**Set task**. Below is a listing; write it out exactly and drop any images from it.

**Records shown**.
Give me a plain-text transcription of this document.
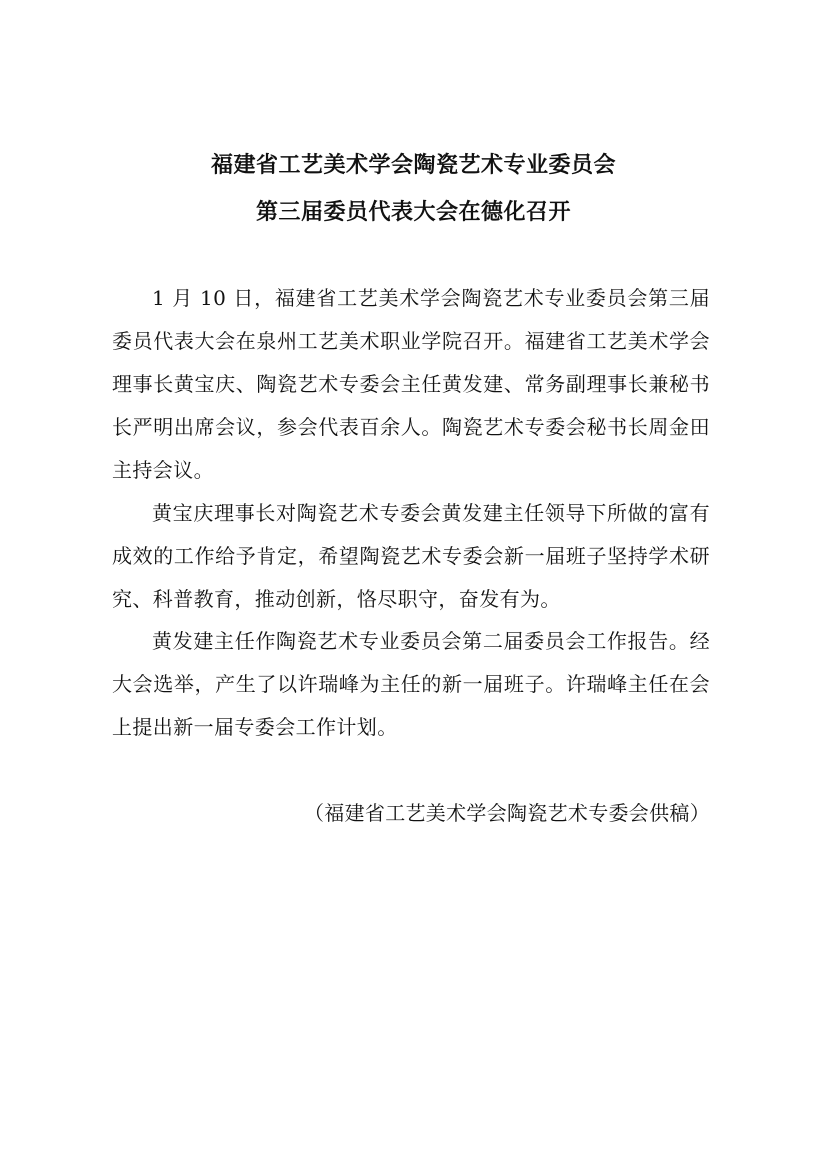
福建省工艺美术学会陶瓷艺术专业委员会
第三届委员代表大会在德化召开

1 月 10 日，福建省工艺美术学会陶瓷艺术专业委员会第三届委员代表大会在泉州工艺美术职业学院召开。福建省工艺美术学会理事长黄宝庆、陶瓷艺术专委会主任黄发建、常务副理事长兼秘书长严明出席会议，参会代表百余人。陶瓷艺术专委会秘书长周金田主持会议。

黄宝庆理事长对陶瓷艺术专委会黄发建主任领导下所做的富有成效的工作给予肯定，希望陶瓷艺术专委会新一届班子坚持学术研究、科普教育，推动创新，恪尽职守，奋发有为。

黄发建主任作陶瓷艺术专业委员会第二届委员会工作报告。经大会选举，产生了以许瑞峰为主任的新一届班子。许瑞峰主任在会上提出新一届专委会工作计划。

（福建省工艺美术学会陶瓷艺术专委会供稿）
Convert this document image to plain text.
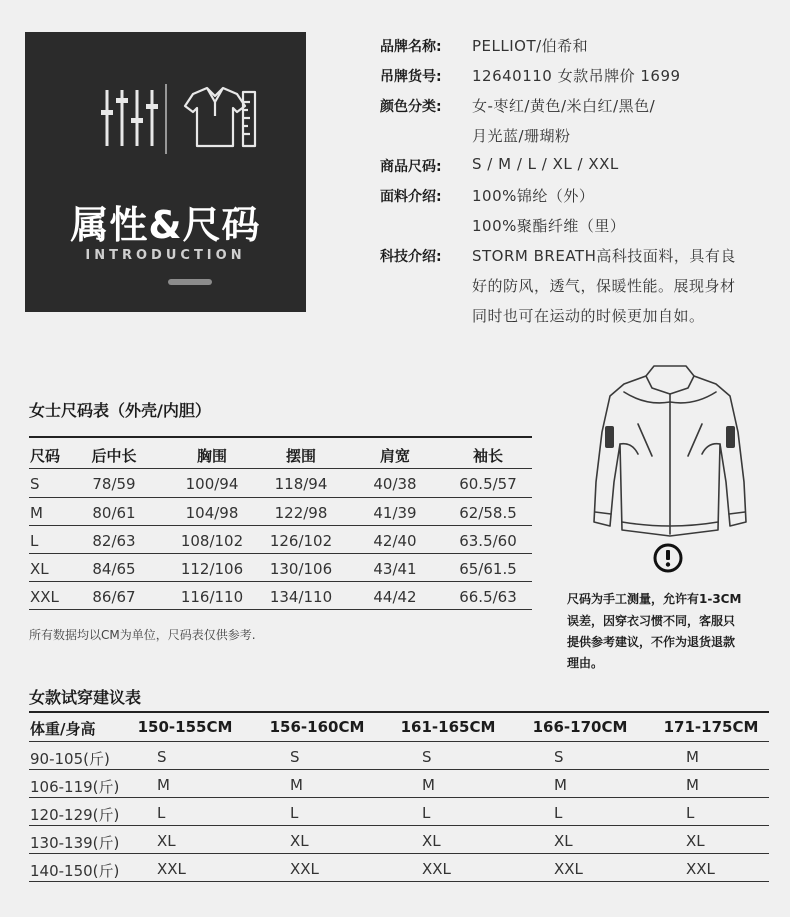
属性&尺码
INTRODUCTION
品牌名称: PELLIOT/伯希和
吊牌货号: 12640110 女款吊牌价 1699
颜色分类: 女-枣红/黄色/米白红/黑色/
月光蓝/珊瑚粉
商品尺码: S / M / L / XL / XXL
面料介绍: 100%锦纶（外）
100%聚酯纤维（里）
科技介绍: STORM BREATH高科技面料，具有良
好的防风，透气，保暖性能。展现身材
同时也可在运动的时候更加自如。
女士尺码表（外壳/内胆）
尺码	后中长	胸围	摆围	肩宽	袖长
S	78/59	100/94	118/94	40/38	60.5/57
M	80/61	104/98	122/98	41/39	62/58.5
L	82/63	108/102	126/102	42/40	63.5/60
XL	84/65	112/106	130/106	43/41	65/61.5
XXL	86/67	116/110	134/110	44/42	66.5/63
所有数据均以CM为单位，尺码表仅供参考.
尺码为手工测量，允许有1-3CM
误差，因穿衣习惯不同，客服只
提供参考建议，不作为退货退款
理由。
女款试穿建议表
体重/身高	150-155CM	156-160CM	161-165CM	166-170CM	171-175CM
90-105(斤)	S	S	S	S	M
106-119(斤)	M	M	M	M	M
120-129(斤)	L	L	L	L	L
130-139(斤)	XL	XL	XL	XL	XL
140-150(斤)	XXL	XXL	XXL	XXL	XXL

**Full solution**.
Give me a plain-text transcription of this document.
福建省工艺美术学会陶瓷艺术专业委员会
第三届委员代表大会在德化召开

1 月 10 日，福建省工艺美术学会陶瓷艺术专业委员会第三届委员代表大会在泉州工艺美术职业学院召开。福建省工艺美术学会理事长黄宝庆、陶瓷艺术专委会主任黄发建、常务副理事长兼秘书长严明出席会议，参会代表百余人。陶瓷艺术专委会秘书长周金田主持会议。

黄宝庆理事长对陶瓷艺术专委会黄发建主任领导下所做的富有成效的工作给予肯定，希望陶瓷艺术专委会新一届班子坚持学术研究、科普教育，推动创新，恪尽职守，奋发有为。

黄发建主任作陶瓷艺术专业委员会第二届委员会工作报告。经大会选举，产生了以许瑞峰为主任的新一届班子。许瑞峰主任在会上提出新一届专委会工作计划。

（福建省工艺美术学会陶瓷艺术专委会供稿）
Convert this document image to plain text.
属性&尺码
INTRODUCTION
品牌名称: PELLIOT/伯希和
吊牌货号: 12640110 女款吊牌价 1699
颜色分类: 女-枣红/黄色/米白红/黑色/
月光蓝/珊瑚粉
商品尺码: S / M / L / XL / XXL
面料介绍: 100%锦纶（外）
100%聚酯纤维（里）
科技介绍: STORM BREATH高科技面料，具有良
好的防风，透气，保暖性能。展现身材
同时也可在运动的时候更加自如。
女士尺码表（外壳/内胆）
尺码	后中长	胸围	摆围	肩宽	袖长
S	78/59	100/94	118/94	40/38	60.5/57
M	80/61	104/98	122/98	41/39	62/58.5
L	82/63	108/102	126/102	42/40	63.5/60
XL	84/65	112/106	130/106	43/41	65/61.5
XXL	86/67	116/110	134/110	44/42	66.5/63
所有数据均以CM为单位，尺码表仅供参考.
尺码为手工测量，允许有1-3CM
误差，因穿衣习惯不同，客服只
提供参考建议，不作为退货退款
理由。
女款试穿建议表
体重/身高	150-155CM	156-160CM	161-165CM	166-170CM	171-175CM
90-105(斤)	S	S	S	S	M
106-119(斤)	M	M	M	M	M
120-129(斤)	L	L	L	L	L
130-139(斤)	XL	XL	XL	XL	XL
140-150(斤)	XXL	XXL	XXL	XXL	XXL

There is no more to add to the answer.